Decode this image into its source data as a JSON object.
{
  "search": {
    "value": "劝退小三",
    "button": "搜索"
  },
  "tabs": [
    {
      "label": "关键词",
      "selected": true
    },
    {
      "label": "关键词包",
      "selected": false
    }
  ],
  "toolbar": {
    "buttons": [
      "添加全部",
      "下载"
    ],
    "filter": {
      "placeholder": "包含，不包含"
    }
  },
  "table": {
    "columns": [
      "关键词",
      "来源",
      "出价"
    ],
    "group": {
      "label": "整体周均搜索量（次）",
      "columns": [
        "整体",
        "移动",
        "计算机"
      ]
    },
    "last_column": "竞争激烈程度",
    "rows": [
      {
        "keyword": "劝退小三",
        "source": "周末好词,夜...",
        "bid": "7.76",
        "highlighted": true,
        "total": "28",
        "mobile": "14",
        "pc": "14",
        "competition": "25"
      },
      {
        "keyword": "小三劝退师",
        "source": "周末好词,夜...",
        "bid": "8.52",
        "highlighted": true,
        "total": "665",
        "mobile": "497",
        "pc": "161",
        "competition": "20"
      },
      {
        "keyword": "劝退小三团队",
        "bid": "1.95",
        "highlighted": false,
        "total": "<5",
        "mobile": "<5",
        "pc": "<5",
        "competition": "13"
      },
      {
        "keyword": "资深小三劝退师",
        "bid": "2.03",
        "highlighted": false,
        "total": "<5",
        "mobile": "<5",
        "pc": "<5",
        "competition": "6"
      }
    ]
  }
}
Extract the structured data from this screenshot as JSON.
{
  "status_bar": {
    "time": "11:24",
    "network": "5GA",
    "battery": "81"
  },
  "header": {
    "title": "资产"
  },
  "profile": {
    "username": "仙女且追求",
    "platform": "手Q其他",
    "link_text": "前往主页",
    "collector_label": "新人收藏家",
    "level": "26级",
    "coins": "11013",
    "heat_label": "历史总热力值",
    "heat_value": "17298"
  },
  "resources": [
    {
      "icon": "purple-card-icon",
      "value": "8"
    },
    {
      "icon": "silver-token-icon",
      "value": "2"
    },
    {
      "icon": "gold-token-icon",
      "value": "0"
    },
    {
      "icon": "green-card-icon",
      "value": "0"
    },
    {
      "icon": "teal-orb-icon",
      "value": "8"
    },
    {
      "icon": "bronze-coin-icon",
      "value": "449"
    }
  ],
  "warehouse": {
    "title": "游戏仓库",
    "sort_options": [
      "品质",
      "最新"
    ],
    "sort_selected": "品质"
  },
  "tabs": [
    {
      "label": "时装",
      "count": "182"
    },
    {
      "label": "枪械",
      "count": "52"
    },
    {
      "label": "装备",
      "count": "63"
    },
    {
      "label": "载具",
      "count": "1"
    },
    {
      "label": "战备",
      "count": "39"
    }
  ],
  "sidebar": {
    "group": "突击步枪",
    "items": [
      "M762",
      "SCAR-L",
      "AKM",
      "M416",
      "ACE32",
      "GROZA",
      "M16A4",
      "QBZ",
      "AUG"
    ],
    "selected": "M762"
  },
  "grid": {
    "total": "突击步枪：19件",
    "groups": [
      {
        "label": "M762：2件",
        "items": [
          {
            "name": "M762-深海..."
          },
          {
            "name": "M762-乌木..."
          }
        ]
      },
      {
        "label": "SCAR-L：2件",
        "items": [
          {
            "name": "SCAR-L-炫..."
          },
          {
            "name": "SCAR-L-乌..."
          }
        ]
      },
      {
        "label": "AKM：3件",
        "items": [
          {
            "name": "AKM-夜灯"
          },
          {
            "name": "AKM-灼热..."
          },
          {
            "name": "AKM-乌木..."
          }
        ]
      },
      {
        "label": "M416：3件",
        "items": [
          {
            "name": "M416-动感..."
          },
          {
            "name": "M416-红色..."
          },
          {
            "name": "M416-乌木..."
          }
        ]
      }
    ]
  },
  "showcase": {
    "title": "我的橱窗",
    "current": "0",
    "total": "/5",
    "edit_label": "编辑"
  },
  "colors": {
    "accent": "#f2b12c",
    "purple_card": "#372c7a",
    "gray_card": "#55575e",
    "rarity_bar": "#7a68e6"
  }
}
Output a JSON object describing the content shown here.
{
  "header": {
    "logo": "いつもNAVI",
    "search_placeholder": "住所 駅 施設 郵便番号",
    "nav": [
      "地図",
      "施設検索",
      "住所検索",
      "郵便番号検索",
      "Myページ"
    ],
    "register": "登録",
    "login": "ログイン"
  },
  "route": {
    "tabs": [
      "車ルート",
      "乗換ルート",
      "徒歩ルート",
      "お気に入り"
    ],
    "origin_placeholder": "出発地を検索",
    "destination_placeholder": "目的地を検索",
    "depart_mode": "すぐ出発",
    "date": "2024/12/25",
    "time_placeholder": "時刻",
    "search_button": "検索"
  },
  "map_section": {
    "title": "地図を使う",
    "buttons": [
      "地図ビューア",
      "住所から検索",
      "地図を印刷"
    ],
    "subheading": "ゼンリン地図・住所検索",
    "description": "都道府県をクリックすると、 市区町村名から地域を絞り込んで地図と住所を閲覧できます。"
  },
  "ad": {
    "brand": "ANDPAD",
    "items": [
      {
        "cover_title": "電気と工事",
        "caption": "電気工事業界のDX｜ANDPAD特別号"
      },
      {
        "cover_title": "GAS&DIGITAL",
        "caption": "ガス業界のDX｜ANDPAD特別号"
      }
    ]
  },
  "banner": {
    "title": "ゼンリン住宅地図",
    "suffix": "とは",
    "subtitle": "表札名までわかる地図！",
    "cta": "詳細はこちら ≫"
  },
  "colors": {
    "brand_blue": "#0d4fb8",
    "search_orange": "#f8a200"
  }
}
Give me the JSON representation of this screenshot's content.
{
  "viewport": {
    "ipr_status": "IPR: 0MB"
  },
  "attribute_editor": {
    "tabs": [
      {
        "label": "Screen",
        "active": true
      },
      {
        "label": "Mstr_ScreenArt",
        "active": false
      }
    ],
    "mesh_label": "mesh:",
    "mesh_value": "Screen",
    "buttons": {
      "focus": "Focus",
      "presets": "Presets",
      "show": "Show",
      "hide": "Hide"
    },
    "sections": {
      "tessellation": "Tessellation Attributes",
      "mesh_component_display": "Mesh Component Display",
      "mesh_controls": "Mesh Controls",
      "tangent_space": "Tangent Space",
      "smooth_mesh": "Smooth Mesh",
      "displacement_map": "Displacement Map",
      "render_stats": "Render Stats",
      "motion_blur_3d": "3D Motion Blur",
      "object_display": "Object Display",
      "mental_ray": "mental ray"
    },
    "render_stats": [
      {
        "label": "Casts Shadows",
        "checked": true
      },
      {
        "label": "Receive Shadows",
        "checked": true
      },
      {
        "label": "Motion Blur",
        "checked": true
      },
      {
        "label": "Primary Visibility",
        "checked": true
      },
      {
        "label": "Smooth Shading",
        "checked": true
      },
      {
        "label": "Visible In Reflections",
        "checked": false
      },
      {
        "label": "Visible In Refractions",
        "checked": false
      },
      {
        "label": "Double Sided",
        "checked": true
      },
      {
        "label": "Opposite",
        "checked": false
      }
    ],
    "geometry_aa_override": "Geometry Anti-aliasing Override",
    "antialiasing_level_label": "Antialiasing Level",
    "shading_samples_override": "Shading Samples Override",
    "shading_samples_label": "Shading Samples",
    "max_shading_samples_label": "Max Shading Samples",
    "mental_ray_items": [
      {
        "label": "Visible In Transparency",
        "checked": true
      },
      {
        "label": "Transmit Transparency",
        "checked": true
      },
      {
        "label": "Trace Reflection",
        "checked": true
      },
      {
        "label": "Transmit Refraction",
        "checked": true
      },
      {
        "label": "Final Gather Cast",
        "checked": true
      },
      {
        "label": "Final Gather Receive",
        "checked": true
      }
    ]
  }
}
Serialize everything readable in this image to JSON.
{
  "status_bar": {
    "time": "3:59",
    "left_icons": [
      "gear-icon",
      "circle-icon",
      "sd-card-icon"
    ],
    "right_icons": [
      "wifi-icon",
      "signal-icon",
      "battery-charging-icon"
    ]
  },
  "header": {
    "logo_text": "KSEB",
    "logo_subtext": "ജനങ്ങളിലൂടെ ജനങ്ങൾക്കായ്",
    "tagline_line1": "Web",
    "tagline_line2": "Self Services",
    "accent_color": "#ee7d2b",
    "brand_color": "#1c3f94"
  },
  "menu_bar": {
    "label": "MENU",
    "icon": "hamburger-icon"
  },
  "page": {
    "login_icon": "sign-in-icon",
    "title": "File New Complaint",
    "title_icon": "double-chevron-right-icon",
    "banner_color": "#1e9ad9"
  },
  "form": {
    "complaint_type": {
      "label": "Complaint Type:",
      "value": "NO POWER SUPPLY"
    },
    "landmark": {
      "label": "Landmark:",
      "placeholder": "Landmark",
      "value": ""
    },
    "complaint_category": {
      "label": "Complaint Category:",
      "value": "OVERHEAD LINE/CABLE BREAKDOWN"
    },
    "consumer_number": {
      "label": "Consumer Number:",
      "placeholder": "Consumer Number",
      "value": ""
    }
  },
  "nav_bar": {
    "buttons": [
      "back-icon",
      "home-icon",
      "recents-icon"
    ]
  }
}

━━━━

Filter the records, keeping only lines that contain "Visible", and show those lines.

        "label": "Visible In Reflections",
        "label": "Visible In Refractions",
        "label": "Visible In Transparency",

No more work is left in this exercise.